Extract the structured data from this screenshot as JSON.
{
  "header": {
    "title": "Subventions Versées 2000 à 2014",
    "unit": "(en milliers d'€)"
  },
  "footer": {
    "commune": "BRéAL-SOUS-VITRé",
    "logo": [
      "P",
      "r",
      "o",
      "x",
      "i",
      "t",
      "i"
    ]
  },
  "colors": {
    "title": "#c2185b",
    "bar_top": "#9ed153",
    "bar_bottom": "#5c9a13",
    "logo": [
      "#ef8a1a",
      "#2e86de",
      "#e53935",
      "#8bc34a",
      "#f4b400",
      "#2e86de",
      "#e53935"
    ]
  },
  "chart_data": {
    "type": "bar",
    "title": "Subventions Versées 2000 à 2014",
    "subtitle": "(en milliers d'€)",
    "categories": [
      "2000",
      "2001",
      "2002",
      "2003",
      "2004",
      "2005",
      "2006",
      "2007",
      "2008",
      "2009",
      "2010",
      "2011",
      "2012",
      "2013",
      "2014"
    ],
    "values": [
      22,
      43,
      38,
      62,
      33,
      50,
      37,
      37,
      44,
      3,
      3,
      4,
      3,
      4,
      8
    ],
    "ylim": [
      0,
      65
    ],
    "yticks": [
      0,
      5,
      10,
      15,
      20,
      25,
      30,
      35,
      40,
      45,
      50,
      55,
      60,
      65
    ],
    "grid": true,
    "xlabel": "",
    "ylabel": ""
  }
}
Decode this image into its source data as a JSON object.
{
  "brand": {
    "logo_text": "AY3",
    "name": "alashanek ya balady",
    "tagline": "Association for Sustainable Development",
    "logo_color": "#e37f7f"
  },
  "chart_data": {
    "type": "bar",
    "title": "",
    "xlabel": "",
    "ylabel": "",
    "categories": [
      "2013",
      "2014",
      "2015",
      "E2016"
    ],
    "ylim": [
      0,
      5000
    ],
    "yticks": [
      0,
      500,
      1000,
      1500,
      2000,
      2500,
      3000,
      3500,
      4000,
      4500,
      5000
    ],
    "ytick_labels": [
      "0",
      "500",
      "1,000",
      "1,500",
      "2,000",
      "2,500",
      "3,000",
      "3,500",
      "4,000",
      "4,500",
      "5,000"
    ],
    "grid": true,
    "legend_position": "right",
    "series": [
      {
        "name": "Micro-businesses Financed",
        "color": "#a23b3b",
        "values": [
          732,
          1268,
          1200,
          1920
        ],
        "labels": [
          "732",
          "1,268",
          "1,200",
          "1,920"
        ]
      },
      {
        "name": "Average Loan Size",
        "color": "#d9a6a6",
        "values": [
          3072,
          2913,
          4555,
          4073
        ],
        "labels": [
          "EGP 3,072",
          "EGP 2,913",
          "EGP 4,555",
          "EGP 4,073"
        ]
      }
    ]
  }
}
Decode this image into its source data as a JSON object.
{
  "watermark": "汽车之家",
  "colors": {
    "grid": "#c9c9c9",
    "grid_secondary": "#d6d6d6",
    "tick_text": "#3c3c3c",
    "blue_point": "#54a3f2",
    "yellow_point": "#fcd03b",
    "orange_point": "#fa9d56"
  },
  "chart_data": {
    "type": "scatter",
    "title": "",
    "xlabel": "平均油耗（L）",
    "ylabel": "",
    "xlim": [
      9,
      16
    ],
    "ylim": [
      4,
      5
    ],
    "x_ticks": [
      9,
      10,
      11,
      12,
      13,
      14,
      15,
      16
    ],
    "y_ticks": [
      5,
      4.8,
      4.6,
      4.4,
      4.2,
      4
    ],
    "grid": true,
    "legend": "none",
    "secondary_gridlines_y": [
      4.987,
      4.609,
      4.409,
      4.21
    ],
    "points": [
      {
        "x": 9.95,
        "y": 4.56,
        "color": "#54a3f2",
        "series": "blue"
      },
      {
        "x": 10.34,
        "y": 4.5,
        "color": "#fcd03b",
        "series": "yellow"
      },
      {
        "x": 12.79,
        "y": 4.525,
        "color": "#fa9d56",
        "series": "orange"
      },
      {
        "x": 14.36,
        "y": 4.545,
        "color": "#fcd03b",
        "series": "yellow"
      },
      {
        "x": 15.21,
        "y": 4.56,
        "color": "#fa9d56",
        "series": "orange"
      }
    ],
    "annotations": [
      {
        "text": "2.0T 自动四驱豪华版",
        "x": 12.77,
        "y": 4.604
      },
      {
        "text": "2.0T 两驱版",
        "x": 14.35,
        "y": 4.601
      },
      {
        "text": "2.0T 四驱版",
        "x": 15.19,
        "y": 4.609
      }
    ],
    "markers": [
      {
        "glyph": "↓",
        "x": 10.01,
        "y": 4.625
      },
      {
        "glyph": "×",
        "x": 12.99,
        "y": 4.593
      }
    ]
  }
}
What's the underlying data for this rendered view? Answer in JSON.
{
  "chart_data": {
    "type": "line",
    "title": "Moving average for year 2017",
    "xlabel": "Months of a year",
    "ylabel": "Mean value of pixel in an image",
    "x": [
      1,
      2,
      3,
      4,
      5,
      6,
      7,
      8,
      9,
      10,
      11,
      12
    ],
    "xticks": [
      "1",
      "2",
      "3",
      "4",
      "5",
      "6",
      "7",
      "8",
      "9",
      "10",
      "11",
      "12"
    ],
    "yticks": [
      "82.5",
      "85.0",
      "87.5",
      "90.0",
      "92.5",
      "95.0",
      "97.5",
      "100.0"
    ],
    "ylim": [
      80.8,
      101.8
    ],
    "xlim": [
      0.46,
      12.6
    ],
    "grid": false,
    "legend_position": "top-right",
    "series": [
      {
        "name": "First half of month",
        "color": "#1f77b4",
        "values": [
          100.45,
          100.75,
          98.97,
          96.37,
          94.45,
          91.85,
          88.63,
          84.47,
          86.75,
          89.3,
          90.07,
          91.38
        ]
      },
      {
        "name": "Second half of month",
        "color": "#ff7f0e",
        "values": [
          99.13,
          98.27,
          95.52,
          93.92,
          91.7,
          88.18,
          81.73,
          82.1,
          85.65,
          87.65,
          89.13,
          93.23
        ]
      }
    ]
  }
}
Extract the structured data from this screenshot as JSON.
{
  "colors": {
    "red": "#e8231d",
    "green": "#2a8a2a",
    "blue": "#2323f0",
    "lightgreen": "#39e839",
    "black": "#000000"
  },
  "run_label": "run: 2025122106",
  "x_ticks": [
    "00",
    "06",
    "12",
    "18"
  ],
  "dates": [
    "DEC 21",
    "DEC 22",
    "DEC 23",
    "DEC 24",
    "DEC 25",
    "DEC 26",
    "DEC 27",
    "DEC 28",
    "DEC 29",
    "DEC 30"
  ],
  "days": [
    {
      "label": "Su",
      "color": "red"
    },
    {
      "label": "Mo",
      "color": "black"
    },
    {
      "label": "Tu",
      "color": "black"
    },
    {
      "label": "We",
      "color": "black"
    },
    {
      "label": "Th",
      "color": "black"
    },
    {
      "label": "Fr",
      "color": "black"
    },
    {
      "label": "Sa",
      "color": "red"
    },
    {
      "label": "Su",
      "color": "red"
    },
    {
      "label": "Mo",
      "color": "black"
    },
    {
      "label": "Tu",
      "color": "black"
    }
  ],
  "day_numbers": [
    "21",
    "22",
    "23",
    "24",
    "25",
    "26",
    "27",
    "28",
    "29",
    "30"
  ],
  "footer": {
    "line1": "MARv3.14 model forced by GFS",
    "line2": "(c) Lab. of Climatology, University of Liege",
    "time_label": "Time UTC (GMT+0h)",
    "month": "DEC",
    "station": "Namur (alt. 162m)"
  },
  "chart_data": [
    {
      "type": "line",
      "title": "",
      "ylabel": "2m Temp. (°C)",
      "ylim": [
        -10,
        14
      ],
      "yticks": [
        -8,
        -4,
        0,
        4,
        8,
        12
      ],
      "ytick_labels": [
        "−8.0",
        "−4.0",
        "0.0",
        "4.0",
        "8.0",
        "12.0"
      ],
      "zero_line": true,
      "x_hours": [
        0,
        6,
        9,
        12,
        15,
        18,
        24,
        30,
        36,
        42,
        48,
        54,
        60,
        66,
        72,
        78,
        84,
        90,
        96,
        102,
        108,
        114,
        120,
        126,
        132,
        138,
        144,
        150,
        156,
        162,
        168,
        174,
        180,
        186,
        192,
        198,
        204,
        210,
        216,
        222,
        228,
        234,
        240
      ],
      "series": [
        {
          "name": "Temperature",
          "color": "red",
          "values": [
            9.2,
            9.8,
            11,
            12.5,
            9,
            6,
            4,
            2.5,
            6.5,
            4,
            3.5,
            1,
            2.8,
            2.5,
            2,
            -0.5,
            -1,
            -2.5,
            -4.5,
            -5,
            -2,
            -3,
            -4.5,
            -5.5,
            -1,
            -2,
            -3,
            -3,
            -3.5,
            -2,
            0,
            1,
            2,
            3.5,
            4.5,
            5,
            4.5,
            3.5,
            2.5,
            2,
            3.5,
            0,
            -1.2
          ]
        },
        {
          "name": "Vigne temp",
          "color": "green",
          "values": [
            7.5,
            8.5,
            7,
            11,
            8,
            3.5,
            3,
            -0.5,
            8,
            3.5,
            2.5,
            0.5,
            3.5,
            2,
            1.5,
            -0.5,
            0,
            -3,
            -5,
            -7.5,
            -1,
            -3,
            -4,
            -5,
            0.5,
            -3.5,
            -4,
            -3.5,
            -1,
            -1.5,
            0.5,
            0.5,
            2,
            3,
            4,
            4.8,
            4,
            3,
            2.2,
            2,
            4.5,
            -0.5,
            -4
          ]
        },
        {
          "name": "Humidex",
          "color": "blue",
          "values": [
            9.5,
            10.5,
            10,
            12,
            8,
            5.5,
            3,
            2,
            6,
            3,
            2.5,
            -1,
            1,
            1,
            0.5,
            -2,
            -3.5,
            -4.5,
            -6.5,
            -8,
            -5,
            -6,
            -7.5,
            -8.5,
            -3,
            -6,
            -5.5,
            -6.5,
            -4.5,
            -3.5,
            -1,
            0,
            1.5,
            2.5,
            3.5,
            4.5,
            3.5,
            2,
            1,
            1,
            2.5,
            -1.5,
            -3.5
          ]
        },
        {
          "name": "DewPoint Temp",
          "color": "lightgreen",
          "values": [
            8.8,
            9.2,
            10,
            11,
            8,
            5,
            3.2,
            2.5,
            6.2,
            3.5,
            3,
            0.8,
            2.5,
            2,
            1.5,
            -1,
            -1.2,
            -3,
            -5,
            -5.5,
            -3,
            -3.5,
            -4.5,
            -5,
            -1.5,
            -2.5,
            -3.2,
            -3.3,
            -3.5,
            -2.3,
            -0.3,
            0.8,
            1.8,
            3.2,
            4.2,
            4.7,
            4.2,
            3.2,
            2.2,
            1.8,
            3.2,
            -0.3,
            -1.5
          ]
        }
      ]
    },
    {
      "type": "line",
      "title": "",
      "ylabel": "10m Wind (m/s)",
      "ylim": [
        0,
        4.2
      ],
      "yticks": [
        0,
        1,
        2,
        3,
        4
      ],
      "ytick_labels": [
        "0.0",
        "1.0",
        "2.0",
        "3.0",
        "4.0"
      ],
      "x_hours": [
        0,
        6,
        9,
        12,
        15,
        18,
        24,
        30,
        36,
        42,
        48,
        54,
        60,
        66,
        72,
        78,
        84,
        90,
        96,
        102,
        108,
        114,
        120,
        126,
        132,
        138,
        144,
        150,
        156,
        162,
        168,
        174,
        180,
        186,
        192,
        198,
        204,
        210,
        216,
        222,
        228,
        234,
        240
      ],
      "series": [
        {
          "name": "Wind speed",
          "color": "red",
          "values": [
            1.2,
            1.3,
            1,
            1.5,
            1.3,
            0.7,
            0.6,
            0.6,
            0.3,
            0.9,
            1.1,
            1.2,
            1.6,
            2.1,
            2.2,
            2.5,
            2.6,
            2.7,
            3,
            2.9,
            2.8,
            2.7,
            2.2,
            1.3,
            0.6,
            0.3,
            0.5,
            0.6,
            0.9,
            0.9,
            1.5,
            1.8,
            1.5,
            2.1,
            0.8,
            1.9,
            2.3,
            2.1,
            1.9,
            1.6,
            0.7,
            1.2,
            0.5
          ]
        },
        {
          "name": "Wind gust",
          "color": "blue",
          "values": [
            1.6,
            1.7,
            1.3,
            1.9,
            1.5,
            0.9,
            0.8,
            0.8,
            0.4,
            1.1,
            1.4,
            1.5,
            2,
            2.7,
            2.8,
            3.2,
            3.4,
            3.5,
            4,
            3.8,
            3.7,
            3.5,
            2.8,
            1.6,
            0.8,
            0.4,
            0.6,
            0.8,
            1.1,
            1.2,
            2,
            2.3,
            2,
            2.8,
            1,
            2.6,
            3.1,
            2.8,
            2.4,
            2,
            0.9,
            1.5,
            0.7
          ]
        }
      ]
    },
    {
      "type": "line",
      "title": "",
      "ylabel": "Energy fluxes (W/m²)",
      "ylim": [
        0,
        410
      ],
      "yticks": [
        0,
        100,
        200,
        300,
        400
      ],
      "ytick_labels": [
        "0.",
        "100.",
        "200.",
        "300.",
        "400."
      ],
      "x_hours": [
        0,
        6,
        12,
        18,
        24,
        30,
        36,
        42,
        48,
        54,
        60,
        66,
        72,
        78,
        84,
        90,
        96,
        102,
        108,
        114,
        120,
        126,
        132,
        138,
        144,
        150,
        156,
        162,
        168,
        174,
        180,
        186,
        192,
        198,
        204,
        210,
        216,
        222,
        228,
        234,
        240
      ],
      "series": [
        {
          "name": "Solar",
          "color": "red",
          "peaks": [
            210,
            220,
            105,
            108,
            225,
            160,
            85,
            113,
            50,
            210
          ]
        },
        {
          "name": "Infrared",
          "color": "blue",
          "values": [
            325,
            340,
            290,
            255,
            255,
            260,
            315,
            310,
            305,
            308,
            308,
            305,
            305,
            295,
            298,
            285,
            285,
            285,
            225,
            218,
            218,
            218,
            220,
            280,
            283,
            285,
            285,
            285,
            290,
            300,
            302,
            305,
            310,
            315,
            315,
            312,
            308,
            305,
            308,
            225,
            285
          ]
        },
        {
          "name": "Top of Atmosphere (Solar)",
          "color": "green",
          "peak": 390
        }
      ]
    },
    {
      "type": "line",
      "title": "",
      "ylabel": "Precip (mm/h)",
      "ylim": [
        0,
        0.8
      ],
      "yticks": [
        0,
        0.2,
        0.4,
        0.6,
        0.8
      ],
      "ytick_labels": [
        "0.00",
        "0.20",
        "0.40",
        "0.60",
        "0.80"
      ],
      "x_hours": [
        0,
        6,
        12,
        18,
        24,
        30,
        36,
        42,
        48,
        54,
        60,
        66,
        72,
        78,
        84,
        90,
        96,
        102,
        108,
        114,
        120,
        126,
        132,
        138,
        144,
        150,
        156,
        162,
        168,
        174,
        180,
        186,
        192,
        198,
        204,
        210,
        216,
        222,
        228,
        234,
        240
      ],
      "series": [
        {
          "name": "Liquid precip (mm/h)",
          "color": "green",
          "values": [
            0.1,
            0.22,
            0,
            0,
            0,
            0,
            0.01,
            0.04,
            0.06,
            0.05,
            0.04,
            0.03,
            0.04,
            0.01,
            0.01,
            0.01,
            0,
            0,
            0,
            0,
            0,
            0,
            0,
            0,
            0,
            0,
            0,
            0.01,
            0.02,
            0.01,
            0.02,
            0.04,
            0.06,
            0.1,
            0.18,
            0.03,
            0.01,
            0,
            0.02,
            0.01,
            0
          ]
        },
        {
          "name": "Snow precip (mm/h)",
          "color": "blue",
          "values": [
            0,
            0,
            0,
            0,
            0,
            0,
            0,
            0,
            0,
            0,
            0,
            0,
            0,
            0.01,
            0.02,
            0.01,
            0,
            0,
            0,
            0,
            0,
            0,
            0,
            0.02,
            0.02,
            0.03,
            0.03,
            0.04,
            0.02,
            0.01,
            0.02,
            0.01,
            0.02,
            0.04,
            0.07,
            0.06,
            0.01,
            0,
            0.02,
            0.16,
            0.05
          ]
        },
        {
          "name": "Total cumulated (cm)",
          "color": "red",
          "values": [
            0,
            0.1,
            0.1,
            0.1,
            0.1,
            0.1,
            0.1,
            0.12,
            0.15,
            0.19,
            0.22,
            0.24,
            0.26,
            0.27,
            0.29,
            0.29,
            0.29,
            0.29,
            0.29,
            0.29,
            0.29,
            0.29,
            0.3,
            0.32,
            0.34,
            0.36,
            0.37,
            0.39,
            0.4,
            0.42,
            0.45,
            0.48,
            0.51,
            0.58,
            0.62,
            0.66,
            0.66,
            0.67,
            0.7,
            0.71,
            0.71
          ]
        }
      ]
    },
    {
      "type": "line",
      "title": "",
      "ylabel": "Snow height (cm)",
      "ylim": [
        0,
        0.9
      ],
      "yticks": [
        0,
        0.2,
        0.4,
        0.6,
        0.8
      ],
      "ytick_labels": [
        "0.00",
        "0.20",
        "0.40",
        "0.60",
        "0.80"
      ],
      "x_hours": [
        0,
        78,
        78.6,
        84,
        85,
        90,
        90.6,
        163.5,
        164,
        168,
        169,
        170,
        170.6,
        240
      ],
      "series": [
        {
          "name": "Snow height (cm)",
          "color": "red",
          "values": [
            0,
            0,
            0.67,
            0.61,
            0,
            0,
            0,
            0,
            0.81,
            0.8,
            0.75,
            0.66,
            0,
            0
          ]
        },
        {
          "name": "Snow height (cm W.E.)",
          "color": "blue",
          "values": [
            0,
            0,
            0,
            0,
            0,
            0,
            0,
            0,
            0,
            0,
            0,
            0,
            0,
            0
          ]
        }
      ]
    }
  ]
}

++++

TASK REQUIREMENTS. Find how many lines hold the string "year", and state that number alone.

ANSWER IN FULL. 2